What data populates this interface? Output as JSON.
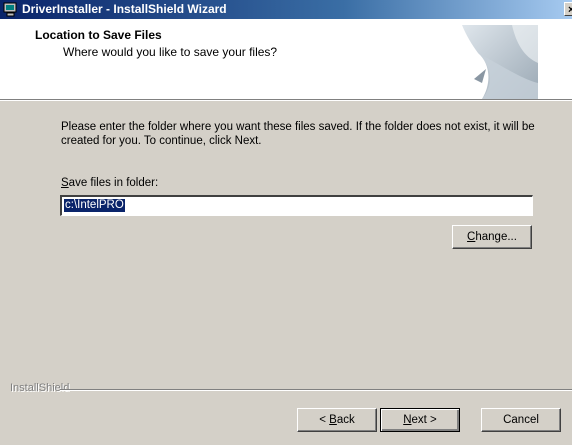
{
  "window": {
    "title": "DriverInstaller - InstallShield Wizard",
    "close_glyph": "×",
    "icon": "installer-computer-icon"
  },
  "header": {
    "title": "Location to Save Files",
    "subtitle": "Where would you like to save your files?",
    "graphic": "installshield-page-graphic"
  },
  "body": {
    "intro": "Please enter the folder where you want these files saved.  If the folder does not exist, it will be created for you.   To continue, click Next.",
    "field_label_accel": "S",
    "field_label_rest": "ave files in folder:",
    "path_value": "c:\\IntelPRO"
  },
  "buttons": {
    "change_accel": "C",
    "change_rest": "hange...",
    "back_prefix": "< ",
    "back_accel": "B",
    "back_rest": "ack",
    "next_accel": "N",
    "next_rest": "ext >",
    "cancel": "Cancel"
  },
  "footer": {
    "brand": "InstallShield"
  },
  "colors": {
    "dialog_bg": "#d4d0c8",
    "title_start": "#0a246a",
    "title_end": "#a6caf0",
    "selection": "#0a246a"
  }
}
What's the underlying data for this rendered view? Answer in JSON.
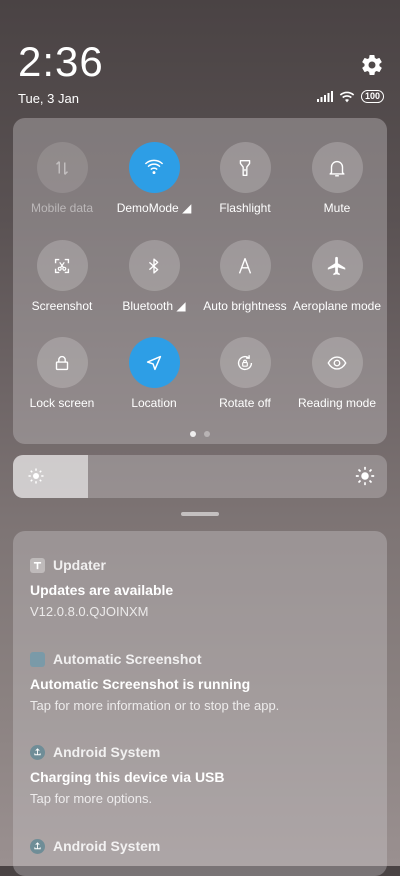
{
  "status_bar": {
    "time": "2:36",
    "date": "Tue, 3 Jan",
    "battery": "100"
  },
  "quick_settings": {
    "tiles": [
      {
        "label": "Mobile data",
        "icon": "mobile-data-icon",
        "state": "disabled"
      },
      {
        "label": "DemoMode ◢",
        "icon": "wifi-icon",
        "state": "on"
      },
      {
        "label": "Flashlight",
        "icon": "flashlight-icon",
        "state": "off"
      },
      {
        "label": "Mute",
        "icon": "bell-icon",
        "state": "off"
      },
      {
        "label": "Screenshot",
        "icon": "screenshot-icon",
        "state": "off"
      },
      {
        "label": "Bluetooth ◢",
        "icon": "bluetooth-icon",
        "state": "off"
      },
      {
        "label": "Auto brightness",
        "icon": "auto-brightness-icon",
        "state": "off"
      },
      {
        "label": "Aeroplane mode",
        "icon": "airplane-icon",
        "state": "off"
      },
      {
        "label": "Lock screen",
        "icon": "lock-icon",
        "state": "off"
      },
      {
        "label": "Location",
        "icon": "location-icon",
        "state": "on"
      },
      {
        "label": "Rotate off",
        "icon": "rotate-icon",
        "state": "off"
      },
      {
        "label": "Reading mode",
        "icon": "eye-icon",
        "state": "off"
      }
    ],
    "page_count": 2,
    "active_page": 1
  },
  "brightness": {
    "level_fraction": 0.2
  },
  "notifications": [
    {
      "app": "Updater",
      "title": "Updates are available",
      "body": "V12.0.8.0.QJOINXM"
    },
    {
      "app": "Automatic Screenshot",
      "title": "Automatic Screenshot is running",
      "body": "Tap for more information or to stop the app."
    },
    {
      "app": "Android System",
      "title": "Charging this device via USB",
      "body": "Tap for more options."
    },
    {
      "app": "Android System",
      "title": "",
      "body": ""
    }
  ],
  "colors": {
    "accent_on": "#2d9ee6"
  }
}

● **TASK**
Only a number is wanted: how many lines of the material above hold "body"?

● **SOLUTION TO THIS TASK**
5